Copy each of the rows below word for word, in the order given.

Element and region data:
-- -- --

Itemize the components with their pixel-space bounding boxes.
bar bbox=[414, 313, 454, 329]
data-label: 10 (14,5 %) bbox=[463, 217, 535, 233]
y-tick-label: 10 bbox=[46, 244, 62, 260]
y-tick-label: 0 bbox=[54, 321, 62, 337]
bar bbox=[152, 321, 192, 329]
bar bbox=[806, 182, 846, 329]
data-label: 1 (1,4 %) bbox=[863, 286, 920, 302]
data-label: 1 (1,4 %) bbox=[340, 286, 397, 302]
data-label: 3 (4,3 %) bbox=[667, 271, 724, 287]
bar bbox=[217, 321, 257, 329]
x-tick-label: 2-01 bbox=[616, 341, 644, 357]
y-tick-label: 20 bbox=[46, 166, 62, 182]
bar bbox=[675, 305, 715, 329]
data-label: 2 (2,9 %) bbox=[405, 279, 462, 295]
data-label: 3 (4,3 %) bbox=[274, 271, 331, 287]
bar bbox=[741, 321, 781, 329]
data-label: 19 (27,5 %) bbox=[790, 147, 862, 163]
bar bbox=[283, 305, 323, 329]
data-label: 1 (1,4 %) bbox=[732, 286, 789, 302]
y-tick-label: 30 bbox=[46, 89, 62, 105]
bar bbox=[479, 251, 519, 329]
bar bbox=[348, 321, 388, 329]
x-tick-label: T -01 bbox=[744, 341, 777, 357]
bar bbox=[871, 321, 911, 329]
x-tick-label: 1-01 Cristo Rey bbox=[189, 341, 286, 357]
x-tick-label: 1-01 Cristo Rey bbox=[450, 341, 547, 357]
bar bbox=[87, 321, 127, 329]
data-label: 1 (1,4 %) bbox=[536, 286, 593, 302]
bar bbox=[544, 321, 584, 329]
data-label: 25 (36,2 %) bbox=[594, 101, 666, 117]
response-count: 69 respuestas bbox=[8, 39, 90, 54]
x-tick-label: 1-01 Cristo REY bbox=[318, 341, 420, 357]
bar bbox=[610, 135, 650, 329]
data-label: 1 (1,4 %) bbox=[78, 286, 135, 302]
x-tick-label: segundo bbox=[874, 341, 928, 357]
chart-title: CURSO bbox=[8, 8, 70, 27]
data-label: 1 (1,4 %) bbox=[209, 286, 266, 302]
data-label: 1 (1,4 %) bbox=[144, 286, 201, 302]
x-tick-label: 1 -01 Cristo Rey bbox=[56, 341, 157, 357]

-- -- --

» **Task solution**
Itemize the components with their pixel-space bounding boxes.
bar bbox=[414, 313, 454, 329]
data-label: 10 (14,5 %) bbox=[463, 217, 535, 233]
y-tick-label: 10 bbox=[46, 244, 62, 260]
y-tick-label: 0 bbox=[54, 321, 62, 337]
bar bbox=[152, 321, 192, 329]
bar bbox=[806, 182, 846, 329]
data-label: 1 (1,4 %) bbox=[863, 286, 920, 302]
data-label: 1 (1,4 %) bbox=[340, 286, 397, 302]
data-label: 3 (4,3 %) bbox=[667, 271, 724, 287]
bar bbox=[217, 321, 257, 329]
x-tick-label: 2-01 bbox=[616, 341, 644, 357]
y-tick-label: 20 bbox=[46, 166, 62, 182]
bar bbox=[675, 305, 715, 329]
data-label: 2 (2,9 %) bbox=[405, 279, 462, 295]
data-label: 3 (4,3 %) bbox=[274, 271, 331, 287]
bar bbox=[741, 321, 781, 329]
data-label: 19 (27,5 %) bbox=[790, 147, 862, 163]
bar bbox=[283, 305, 323, 329]
data-label: 1 (1,4 %) bbox=[732, 286, 789, 302]
y-tick-label: 30 bbox=[46, 89, 62, 105]
bar bbox=[479, 251, 519, 329]
bar bbox=[348, 321, 388, 329]
x-tick-label: T -01 bbox=[744, 341, 777, 357]
bar bbox=[871, 321, 911, 329]
x-tick-label: 1-01 Cristo Rey bbox=[189, 341, 286, 357]
x-tick-label: 1-01 Cristo Rey bbox=[450, 341, 547, 357]
bar bbox=[87, 321, 127, 329]
data-label: 1 (1,4 %) bbox=[536, 286, 593, 302]
bar bbox=[544, 321, 584, 329]
data-label: 25 (36,2 %) bbox=[594, 101, 666, 117]
response-count: 69 respuestas bbox=[8, 39, 90, 54]
x-tick-label: 1-01 Cristo REY bbox=[318, 341, 420, 357]
bar bbox=[610, 135, 650, 329]
data-label: 1 (1,4 %) bbox=[78, 286, 135, 302]
x-tick-label: segundo bbox=[874, 341, 928, 357]
chart-title: CURSO bbox=[8, 8, 70, 27]
data-label: 1 (1,4 %) bbox=[209, 286, 266, 302]
data-label: 1 (1,4 %) bbox=[144, 286, 201, 302]
x-tick-label: 1 -01 Cristo Rey bbox=[56, 341, 157, 357]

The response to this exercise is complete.